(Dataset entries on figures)
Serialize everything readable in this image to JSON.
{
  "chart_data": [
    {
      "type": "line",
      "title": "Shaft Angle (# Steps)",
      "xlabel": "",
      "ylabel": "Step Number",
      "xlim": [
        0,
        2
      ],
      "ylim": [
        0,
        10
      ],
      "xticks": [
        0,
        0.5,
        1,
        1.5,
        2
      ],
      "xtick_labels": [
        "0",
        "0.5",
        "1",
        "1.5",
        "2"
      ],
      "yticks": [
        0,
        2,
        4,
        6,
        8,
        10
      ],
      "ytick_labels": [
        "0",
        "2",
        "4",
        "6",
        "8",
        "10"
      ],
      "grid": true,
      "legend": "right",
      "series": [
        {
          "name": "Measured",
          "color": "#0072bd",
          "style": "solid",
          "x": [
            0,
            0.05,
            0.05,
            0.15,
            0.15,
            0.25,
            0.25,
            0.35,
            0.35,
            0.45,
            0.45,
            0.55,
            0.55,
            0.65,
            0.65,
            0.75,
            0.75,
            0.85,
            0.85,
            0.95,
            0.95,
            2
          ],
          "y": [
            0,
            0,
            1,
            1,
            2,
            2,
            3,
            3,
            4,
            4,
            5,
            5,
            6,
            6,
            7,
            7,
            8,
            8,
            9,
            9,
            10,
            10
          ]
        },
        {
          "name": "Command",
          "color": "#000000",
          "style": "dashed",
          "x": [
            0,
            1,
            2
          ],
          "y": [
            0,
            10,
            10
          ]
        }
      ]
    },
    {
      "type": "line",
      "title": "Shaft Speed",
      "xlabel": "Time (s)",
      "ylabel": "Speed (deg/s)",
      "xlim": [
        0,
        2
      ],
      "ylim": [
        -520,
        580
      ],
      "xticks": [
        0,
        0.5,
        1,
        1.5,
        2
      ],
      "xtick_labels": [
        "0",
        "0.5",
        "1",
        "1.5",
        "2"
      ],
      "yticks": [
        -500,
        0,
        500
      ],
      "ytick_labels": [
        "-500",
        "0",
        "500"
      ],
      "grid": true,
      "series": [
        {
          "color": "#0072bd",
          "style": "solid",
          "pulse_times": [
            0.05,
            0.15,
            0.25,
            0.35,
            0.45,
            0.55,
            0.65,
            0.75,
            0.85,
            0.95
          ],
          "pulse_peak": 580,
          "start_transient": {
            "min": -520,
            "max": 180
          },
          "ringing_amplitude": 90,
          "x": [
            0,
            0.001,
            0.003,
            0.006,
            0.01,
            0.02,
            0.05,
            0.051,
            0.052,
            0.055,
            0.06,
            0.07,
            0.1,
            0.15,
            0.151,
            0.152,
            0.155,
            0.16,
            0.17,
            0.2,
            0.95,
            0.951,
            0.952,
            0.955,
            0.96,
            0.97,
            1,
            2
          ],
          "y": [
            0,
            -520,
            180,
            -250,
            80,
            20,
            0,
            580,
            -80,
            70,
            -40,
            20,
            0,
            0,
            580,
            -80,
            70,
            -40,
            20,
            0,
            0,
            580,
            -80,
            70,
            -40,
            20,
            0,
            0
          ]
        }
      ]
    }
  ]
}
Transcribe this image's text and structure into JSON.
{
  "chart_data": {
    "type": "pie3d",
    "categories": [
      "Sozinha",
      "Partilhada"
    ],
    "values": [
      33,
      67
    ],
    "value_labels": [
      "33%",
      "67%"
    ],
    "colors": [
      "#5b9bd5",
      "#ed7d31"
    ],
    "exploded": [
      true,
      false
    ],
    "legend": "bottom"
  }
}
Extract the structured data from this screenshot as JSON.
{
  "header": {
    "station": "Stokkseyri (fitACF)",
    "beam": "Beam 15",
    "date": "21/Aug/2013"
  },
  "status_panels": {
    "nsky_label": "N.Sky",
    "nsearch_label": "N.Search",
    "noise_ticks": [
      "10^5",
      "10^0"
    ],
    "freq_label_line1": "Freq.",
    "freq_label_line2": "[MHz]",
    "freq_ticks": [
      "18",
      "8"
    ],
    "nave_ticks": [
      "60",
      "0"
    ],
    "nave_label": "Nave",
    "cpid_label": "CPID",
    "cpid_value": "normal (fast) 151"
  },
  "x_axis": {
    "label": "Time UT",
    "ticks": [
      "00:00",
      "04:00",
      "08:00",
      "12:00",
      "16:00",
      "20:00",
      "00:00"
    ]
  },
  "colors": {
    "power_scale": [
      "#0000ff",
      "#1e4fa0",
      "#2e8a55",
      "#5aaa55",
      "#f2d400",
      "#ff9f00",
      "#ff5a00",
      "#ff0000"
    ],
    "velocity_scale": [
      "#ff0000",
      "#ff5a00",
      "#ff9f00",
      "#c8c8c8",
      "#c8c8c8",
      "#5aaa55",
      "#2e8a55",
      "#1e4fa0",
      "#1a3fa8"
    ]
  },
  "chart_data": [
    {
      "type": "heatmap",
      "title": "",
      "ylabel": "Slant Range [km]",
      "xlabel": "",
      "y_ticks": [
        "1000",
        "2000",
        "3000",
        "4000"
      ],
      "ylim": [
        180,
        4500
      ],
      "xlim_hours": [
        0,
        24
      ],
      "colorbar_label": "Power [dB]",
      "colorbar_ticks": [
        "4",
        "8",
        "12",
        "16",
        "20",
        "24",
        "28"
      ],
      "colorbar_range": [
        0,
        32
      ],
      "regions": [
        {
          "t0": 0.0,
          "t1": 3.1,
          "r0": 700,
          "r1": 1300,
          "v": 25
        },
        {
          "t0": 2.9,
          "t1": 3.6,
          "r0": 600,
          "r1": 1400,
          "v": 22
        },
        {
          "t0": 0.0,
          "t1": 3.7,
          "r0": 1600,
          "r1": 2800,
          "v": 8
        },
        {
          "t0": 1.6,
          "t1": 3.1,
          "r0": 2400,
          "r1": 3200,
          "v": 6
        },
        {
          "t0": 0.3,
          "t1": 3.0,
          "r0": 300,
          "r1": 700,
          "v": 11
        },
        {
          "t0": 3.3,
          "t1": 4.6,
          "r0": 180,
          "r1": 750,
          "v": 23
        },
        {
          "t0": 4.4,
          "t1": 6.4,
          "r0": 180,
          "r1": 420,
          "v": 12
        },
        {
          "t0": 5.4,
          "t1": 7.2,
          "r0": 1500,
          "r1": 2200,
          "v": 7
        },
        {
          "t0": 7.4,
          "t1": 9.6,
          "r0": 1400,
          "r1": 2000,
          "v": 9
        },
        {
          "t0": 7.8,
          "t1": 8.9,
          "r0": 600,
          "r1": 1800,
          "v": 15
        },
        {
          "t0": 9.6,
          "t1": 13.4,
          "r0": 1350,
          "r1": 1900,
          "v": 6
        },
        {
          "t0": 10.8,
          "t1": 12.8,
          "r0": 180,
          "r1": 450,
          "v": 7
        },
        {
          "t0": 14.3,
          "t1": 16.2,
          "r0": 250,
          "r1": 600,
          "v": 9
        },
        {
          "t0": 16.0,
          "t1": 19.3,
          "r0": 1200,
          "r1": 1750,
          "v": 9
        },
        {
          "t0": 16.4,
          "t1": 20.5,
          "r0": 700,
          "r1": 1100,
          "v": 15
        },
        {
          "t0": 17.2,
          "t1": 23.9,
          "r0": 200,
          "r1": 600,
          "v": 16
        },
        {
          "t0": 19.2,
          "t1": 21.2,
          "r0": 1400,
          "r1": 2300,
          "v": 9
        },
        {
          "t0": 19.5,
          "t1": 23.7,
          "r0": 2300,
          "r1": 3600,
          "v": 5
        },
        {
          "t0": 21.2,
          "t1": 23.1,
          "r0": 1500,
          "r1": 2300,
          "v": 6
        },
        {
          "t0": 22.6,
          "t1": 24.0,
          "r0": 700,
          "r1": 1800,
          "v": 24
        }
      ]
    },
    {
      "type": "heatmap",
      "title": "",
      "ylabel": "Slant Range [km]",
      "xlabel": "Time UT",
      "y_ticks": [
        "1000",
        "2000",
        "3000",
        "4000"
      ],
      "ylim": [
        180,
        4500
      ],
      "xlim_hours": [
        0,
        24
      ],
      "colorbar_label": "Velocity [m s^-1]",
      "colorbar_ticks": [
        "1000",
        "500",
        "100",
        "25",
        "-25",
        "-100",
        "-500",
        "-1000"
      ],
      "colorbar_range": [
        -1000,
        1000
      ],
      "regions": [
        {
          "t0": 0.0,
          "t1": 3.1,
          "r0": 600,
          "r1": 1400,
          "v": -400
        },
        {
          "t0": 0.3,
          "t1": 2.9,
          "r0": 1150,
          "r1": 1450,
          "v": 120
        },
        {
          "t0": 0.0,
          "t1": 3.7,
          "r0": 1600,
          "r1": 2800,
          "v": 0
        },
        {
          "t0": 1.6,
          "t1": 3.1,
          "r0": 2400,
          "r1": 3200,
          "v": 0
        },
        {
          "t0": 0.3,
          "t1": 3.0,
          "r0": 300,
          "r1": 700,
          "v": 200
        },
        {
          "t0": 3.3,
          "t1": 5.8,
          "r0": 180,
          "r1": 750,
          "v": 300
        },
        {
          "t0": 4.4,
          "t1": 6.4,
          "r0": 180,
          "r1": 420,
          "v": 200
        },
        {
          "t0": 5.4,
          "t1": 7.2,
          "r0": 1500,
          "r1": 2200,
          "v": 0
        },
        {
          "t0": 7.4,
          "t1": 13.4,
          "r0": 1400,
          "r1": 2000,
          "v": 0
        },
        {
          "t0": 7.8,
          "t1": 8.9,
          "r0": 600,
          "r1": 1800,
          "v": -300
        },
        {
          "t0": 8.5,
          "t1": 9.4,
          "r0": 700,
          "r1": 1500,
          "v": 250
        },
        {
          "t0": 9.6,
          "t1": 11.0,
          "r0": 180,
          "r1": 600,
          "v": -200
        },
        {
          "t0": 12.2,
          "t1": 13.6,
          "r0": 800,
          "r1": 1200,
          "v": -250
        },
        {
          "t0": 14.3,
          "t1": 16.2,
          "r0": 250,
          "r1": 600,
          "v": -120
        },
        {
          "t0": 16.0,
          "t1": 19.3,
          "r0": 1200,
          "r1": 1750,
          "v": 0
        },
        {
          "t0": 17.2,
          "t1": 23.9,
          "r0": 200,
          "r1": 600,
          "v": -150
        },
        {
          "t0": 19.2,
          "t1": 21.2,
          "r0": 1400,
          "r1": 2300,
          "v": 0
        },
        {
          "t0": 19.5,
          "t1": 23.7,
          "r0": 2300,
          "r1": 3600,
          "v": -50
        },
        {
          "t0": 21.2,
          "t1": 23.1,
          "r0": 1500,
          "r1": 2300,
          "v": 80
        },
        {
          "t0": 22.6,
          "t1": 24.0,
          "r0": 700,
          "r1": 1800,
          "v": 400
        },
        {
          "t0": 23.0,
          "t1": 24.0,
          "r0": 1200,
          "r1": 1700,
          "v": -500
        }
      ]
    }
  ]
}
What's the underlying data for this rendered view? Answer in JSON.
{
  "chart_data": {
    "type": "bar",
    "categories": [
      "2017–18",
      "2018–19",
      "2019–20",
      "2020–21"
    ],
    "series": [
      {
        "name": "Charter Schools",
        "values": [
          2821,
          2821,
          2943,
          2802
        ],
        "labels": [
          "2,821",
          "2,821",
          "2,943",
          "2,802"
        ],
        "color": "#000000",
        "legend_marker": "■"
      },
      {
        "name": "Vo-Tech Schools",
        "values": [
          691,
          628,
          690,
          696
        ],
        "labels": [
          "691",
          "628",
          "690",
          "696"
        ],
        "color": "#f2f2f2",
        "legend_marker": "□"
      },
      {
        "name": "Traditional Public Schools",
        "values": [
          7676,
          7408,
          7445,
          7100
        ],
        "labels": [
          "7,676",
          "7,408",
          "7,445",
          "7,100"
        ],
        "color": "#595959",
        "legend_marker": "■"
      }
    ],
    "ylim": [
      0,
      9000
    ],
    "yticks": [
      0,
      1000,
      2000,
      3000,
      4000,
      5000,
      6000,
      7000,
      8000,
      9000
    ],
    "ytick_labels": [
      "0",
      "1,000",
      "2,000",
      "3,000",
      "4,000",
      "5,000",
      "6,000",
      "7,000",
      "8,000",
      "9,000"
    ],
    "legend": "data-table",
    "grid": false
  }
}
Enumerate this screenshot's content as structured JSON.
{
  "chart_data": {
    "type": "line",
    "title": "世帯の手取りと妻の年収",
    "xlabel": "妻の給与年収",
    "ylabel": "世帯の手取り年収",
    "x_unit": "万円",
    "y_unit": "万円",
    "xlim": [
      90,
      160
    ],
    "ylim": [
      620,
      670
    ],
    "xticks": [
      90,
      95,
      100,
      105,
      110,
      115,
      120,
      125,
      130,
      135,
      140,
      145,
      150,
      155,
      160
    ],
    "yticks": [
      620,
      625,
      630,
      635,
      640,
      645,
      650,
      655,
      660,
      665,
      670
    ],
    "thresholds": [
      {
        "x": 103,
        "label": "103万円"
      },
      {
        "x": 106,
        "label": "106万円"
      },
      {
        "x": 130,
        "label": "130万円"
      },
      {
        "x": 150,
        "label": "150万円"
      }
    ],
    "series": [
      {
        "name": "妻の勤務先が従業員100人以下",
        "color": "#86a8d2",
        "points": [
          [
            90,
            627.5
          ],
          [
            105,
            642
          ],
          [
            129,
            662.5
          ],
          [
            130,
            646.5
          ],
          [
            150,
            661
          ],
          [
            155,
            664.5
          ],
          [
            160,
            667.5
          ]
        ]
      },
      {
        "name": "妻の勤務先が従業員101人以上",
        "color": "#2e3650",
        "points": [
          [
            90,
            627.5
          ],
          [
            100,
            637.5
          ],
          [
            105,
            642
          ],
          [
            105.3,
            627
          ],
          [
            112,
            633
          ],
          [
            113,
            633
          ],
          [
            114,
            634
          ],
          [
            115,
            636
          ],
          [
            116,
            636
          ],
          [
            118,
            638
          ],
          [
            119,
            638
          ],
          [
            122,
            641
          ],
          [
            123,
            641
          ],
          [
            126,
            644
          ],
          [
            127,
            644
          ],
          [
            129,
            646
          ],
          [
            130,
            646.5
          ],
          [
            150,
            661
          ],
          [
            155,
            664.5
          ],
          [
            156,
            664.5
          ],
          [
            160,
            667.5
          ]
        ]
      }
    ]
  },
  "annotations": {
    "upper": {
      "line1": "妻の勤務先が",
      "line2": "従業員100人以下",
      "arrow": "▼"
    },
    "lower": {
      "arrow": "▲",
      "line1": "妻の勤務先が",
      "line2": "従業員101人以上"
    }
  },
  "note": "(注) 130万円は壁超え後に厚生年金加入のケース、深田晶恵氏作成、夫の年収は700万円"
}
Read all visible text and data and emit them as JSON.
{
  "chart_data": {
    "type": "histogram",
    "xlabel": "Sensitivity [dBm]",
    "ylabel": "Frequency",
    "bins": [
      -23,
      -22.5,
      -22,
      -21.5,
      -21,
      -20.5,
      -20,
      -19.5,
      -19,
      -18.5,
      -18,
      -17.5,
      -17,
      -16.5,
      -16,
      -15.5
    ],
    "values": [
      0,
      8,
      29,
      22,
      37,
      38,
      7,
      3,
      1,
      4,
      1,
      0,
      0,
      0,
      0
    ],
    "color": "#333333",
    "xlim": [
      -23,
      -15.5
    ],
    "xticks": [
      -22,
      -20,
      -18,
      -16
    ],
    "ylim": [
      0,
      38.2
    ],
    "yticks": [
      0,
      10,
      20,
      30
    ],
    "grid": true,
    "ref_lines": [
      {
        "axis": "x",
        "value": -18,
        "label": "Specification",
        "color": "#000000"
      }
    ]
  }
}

__Exercise aim__
State the number of lines above that hold the string "structured", with nothing added.

__Exercise output__
2